## [Written instruction]
Transcribe the material verbatim in full; the pictures do not belong in the copy.

## [Data section]
● ● ● ● ● ● ●

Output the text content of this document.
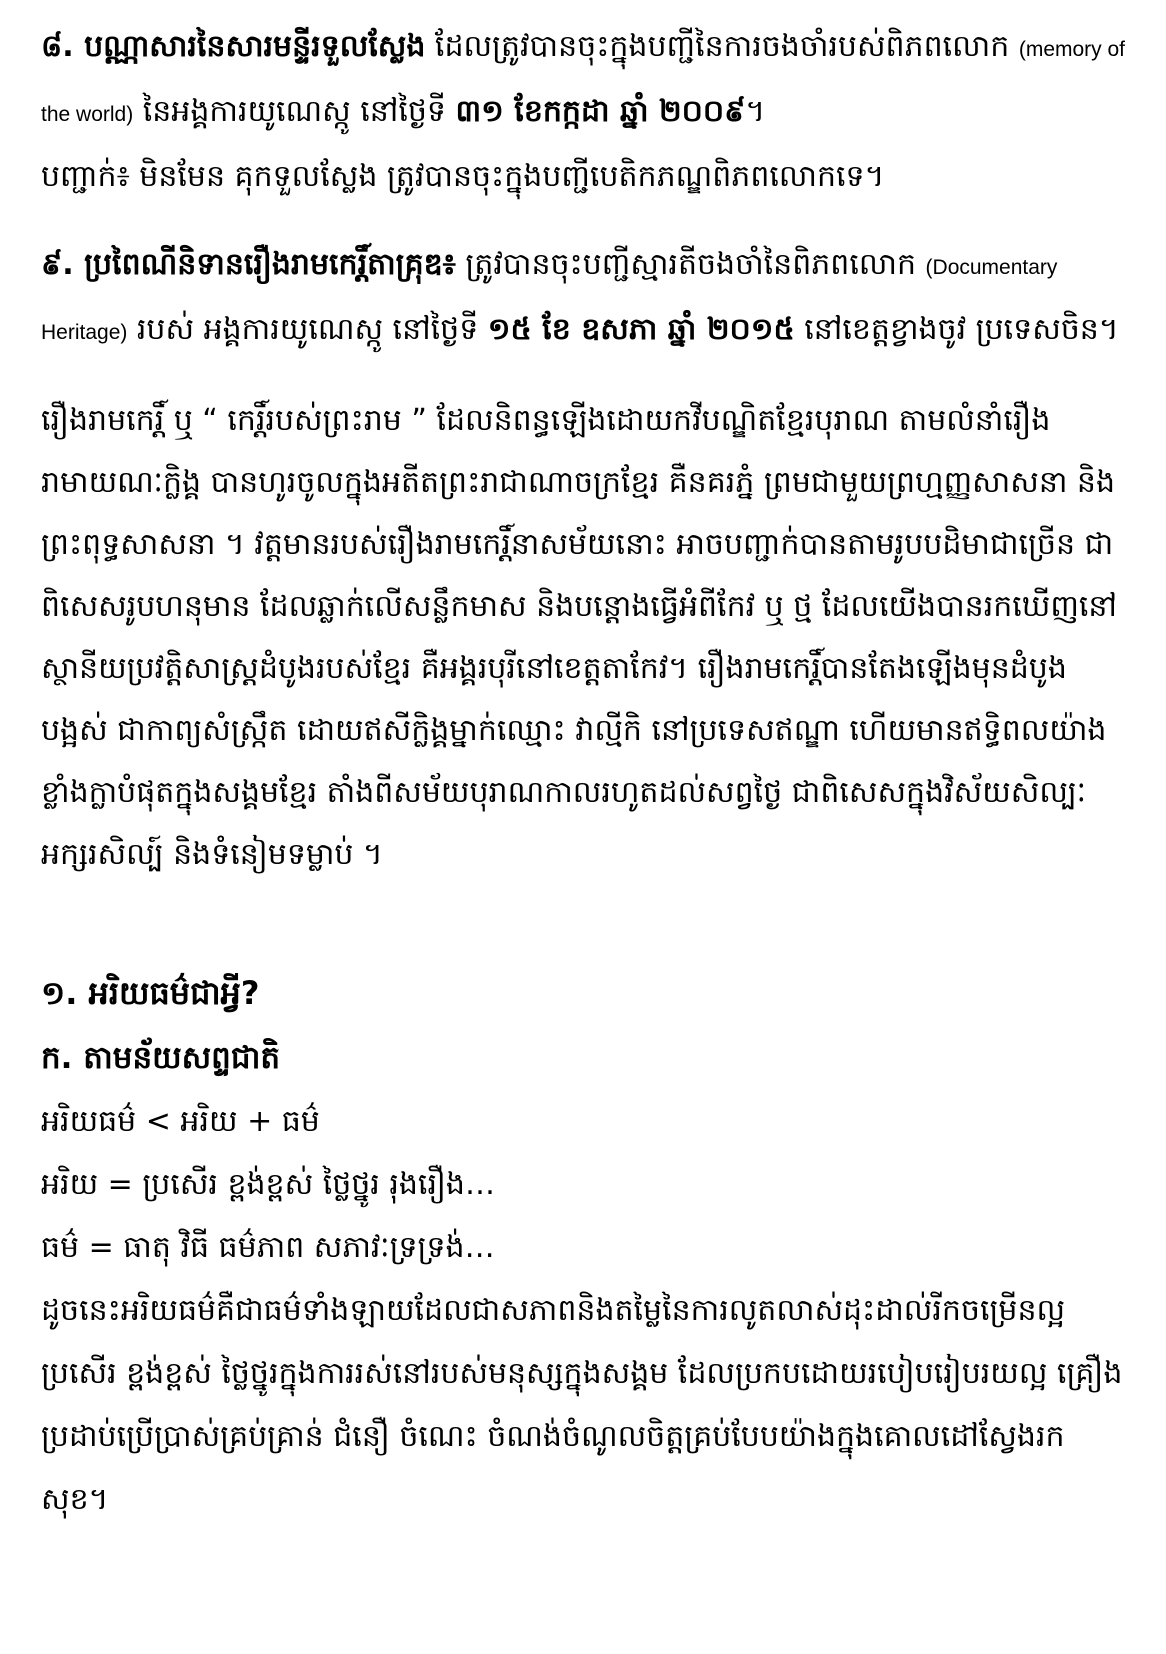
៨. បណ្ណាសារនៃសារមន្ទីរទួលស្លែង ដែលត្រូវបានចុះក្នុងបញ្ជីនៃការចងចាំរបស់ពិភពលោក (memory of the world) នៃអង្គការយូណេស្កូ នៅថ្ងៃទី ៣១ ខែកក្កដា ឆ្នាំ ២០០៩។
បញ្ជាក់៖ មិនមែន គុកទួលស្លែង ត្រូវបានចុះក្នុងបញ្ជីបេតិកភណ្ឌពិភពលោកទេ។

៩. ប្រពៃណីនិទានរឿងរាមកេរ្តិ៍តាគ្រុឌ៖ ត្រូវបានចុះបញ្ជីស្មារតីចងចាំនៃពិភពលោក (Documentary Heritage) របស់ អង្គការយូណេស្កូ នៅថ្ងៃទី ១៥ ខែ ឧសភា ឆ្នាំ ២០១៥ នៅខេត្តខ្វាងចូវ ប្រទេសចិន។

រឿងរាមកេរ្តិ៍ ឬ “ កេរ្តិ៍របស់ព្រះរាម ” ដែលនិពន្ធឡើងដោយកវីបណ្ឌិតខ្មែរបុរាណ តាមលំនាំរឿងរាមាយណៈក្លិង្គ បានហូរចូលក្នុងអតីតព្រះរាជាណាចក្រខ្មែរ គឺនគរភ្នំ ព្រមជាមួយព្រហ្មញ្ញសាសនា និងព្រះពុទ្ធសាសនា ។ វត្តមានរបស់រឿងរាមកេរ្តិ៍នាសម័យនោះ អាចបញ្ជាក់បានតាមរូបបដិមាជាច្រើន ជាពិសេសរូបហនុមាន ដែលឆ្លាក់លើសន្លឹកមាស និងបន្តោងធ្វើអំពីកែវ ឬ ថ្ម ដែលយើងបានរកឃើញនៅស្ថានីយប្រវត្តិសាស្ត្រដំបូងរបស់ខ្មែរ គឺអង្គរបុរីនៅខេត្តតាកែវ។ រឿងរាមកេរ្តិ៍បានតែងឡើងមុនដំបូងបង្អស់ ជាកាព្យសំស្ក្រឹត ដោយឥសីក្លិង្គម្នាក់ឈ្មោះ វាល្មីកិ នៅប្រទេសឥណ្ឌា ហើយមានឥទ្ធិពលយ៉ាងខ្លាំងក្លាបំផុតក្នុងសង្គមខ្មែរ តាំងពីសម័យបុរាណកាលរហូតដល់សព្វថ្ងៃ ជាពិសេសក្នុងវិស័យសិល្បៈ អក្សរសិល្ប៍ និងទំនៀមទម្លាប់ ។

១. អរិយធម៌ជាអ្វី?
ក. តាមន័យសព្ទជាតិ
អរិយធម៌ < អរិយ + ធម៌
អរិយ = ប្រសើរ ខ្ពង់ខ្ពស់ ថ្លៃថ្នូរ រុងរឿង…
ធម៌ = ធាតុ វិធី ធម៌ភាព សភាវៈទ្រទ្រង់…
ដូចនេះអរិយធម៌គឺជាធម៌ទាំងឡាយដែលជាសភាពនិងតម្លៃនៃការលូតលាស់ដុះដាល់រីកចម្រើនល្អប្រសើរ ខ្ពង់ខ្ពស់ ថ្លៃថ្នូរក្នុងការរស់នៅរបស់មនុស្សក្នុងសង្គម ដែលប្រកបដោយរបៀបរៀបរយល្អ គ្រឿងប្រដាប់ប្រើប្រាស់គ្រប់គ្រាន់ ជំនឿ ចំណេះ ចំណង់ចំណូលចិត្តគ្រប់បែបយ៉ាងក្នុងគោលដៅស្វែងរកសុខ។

● ● ● ● ● ● ●

## [Written solution]
Output the text content of this document.
៨. បណ្ណាសារនៃសារមន្ទីរទួលស្លែង ដែលត្រូវបានចុះក្នុងបញ្ជីនៃការចងចាំរបស់ពិភពលោក (memory of the world) នៃអង្គការយូណេស្កូ នៅថ្ងៃទី ៣១ ខែកក្កដា ឆ្នាំ ២០០៩។
បញ្ជាក់៖ មិនមែន គុកទួលស្លែង ត្រូវបានចុះក្នុងបញ្ជីបេតិកភណ្ឌពិភពលោកទេ។

៩. ប្រពៃណីនិទានរឿងរាមកេរ្តិ៍តាគ្រុឌ៖ ត្រូវបានចុះបញ្ជីស្មារតីចងចាំនៃពិភពលោក (Documentary Heritage) របស់ អង្គការយូណេស្កូ នៅថ្ងៃទី ១៥ ខែ ឧសភា ឆ្នាំ ២០១៥ នៅខេត្តខ្វាងចូវ ប្រទេសចិន។

រឿងរាមកេរ្តិ៍ ឬ “ កេរ្តិ៍របស់ព្រះរាម ” ដែលនិពន្ធឡើងដោយកវីបណ្ឌិតខ្មែរបុរាណ តាមលំនាំរឿងរាមាយណៈក្លិង្គ បានហូរចូលក្នុងអតីតព្រះរាជាណាចក្រខ្មែរ គឺនគរភ្នំ ព្រមជាមួយព្រហ្មញ្ញសាសនា និងព្រះពុទ្ធសាសនា ។ វត្តមានរបស់រឿងរាមកេរ្តិ៍នាសម័យនោះ អាចបញ្ជាក់បានតាមរូបបដិមាជាច្រើន ជាពិសេសរូបហនុមាន ដែលឆ្លាក់លើសន្លឹកមាស និងបន្តោងធ្វើអំពីកែវ ឬ ថ្ម ដែលយើងបានរកឃើញនៅស្ថានីយប្រវត្តិសាស្ត្រដំបូងរបស់ខ្មែរ គឺអង្គរបុរីនៅខេត្តតាកែវ។ រឿងរាមកេរ្តិ៍បានតែងឡើងមុនដំបូងបង្អស់ ជាកាព្យសំស្ក្រឹត ដោយឥសីក្លិង្គម្នាក់ឈ្មោះ វាល្មីកិ នៅប្រទេសឥណ្ឌា ហើយមានឥទ្ធិពលយ៉ាងខ្លាំងក្លាបំផុតក្នុងសង្គមខ្មែរ តាំងពីសម័យបុរាណកាលរហូតដល់សព្វថ្ងៃ ជាពិសេសក្នុងវិស័យសិល្បៈ អក្សរសិល្ប៍ និងទំនៀមទម្លាប់ ។

១. អរិយធម៌ជាអ្វី?
ក. តាមន័យសព្ទជាតិ
អរិយធម៌ < អរិយ + ធម៌
អរិយ = ប្រសើរ ខ្ពង់ខ្ពស់ ថ្លៃថ្នូរ រុងរឿង…
ធម៌ = ធាតុ វិធី ធម៌ភាព សភាវៈទ្រទ្រង់…
ដូចនេះអរិយធម៌គឺជាធម៌ទាំងឡាយដែលជាសភាពនិងតម្លៃនៃការលូតលាស់ដុះដាល់រីកចម្រើនល្អប្រសើរ ខ្ពង់ខ្ពស់ ថ្លៃថ្នូរក្នុងការរស់នៅរបស់មនុស្សក្នុងសង្គម ដែលប្រកបដោយរបៀបរៀបរយល្អ គ្រឿងប្រដាប់ប្រើប្រាស់គ្រប់គ្រាន់ ជំនឿ ចំណេះ ចំណង់ចំណូលចិត្តគ្រប់បែបយ៉ាងក្នុងគោលដៅស្វែងរកសុខ។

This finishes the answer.